# Lines of data
───

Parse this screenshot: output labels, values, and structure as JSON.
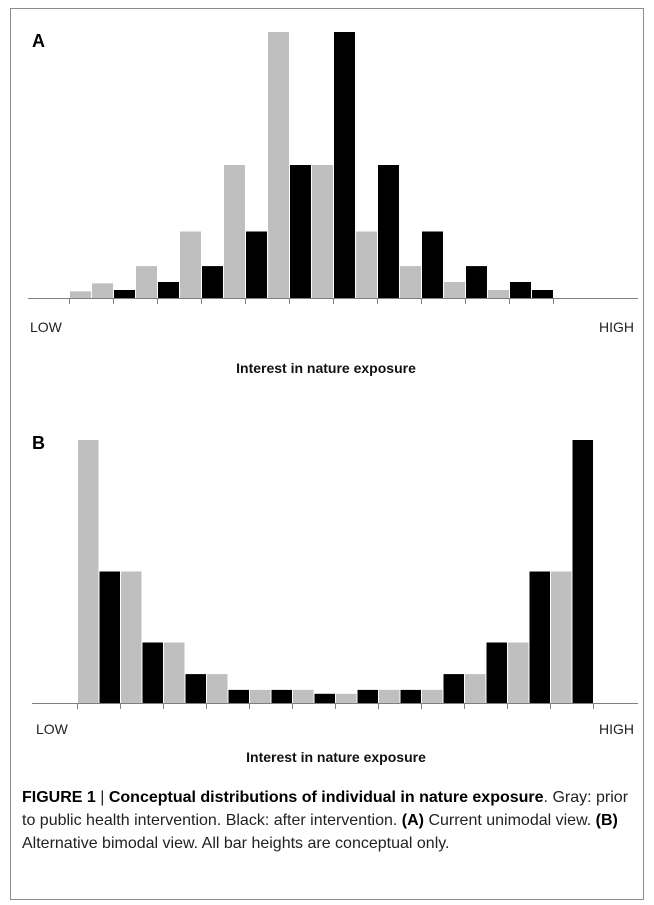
{
  "chart_data": [
    {
      "type": "bar",
      "panel": "A",
      "xlabel": "Interest in nature exposure",
      "x_low_label": "LOW",
      "x_high_label": "HIGH",
      "series_colors": {
        "gray": "#bfbfbf",
        "black": "#000000"
      },
      "bars": [
        {
          "color": "gray",
          "value": 2.5
        },
        {
          "color": "gray",
          "value": 5.5
        },
        {
          "color": "black",
          "value": 3
        },
        {
          "color": "gray",
          "value": 12
        },
        {
          "color": "black",
          "value": 6
        },
        {
          "color": "gray",
          "value": 25
        },
        {
          "color": "black",
          "value": 12
        },
        {
          "color": "gray",
          "value": 50
        },
        {
          "color": "black",
          "value": 25
        },
        {
          "color": "gray",
          "value": 100
        },
        {
          "color": "black",
          "value": 50
        },
        {
          "color": "gray",
          "value": 50
        },
        {
          "color": "black",
          "value": 100
        },
        {
          "color": "gray",
          "value": 25
        },
        {
          "color": "black",
          "value": 50
        },
        {
          "color": "gray",
          "value": 12
        },
        {
          "color": "black",
          "value": 25
        },
        {
          "color": "gray",
          "value": 6
        },
        {
          "color": "black",
          "value": 12
        },
        {
          "color": "gray",
          "value": 3
        },
        {
          "color": "black",
          "value": 6
        },
        {
          "color": "black",
          "value": 3
        }
      ],
      "ylim": [
        0,
        100
      ]
    },
    {
      "type": "bar",
      "panel": "B",
      "xlabel": "Interest in nature exposure",
      "x_low_label": "LOW",
      "x_high_label": "HIGH",
      "series_colors": {
        "gray": "#bfbfbf",
        "black": "#000000"
      },
      "bars": [
        {
          "color": "gray",
          "value": 100
        },
        {
          "color": "black",
          "value": 50
        },
        {
          "color": "gray",
          "value": 50
        },
        {
          "color": "black",
          "value": 23
        },
        {
          "color": "gray",
          "value": 23
        },
        {
          "color": "black",
          "value": 11
        },
        {
          "color": "gray",
          "value": 11
        },
        {
          "color": "black",
          "value": 5
        },
        {
          "color": "gray",
          "value": 5
        },
        {
          "color": "black",
          "value": 5
        },
        {
          "color": "gray",
          "value": 5
        },
        {
          "color": "black",
          "value": 3.5
        },
        {
          "color": "gray",
          "value": 3.5
        },
        {
          "color": "black",
          "value": 5
        },
        {
          "color": "gray",
          "value": 5
        },
        {
          "color": "black",
          "value": 5
        },
        {
          "color": "gray",
          "value": 5
        },
        {
          "color": "black",
          "value": 11
        },
        {
          "color": "gray",
          "value": 11
        },
        {
          "color": "black",
          "value": 23
        },
        {
          "color": "gray",
          "value": 23
        },
        {
          "color": "black",
          "value": 50
        },
        {
          "color": "gray",
          "value": 50
        },
        {
          "color": "black",
          "value": 100
        }
      ],
      "ylim": [
        0,
        100
      ]
    }
  ],
  "panels": {
    "a": {
      "letter": "A",
      "low": "LOW",
      "high": "HIGH",
      "axis_title": "Interest in nature exposure"
    },
    "b": {
      "letter": "B",
      "low": "LOW",
      "high": "HIGH",
      "axis_title": "Interest in nature exposure"
    }
  },
  "caption": {
    "figure_label": "FIGURE 1",
    "separator": " | ",
    "title": "Conceptual distributions of individual in nature exposure",
    "title_end": ".",
    "text_1": " Gray: prior to public health intervention. Black: after intervention. ",
    "label_a": "(A)",
    "text_2": " Current unimodal view. ",
    "label_b": "(B)",
    "text_3": " Alternative bimodal view. All bar heights are conceptual only."
  }
}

───

Write out the entries above verbatim; the pictures do not belong in your copy.

# Task solution
Parse this screenshot: output labels, values, and structure as JSON.
{
  "chart_data": [
    {
      "type": "bar",
      "panel": "A",
      "xlabel": "Interest in nature exposure",
      "x_low_label": "LOW",
      "x_high_label": "HIGH",
      "series_colors": {
        "gray": "#bfbfbf",
        "black": "#000000"
      },
      "bars": [
        {
          "color": "gray",
          "value": 2.5
        },
        {
          "color": "gray",
          "value": 5.5
        },
        {
          "color": "black",
          "value": 3
        },
        {
          "color": "gray",
          "value": 12
        },
        {
          "color": "black",
          "value": 6
        },
        {
          "color": "gray",
          "value": 25
        },
        {
          "color": "black",
          "value": 12
        },
        {
          "color": "gray",
          "value": 50
        },
        {
          "color": "black",
          "value": 25
        },
        {
          "color": "gray",
          "value": 100
        },
        {
          "color": "black",
          "value": 50
        },
        {
          "color": "gray",
          "value": 50
        },
        {
          "color": "black",
          "value": 100
        },
        {
          "color": "gray",
          "value": 25
        },
        {
          "color": "black",
          "value": 50
        },
        {
          "color": "gray",
          "value": 12
        },
        {
          "color": "black",
          "value": 25
        },
        {
          "color": "gray",
          "value": 6
        },
        {
          "color": "black",
          "value": 12
        },
        {
          "color": "gray",
          "value": 3
        },
        {
          "color": "black",
          "value": 6
        },
        {
          "color": "black",
          "value": 3
        }
      ],
      "ylim": [
        0,
        100
      ]
    },
    {
      "type": "bar",
      "panel": "B",
      "xlabel": "Interest in nature exposure",
      "x_low_label": "LOW",
      "x_high_label": "HIGH",
      "series_colors": {
        "gray": "#bfbfbf",
        "black": "#000000"
      },
      "bars": [
        {
          "color": "gray",
          "value": 100
        },
        {
          "color": "black",
          "value": 50
        },
        {
          "color": "gray",
          "value": 50
        },
        {
          "color": "black",
          "value": 23
        },
        {
          "color": "gray",
          "value": 23
        },
        {
          "color": "black",
          "value": 11
        },
        {
          "color": "gray",
          "value": 11
        },
        {
          "color": "black",
          "value": 5
        },
        {
          "color": "gray",
          "value": 5
        },
        {
          "color": "black",
          "value": 5
        },
        {
          "color": "gray",
          "value": 5
        },
        {
          "color": "black",
          "value": 3.5
        },
        {
          "color": "gray",
          "value": 3.5
        },
        {
          "color": "black",
          "value": 5
        },
        {
          "color": "gray",
          "value": 5
        },
        {
          "color": "black",
          "value": 5
        },
        {
          "color": "gray",
          "value": 5
        },
        {
          "color": "black",
          "value": 11
        },
        {
          "color": "gray",
          "value": 11
        },
        {
          "color": "black",
          "value": 23
        },
        {
          "color": "gray",
          "value": 23
        },
        {
          "color": "black",
          "value": 50
        },
        {
          "color": "gray",
          "value": 50
        },
        {
          "color": "black",
          "value": 100
        }
      ],
      "ylim": [
        0,
        100
      ]
    }
  ],
  "panels": {
    "a": {
      "letter": "A",
      "low": "LOW",
      "high": "HIGH",
      "axis_title": "Interest in nature exposure"
    },
    "b": {
      "letter": "B",
      "low": "LOW",
      "high": "HIGH",
      "axis_title": "Interest in nature exposure"
    }
  },
  "caption": {
    "figure_label": "FIGURE 1",
    "separator": " | ",
    "title": "Conceptual distributions of individual in nature exposure",
    "title_end": ".",
    "text_1": " Gray: prior to public health intervention. Black: after intervention. ",
    "label_a": "(A)",
    "text_2": " Current unimodal view. ",
    "label_b": "(B)",
    "text_3": " Alternative bimodal view. All bar heights are conceptual only."
  }
}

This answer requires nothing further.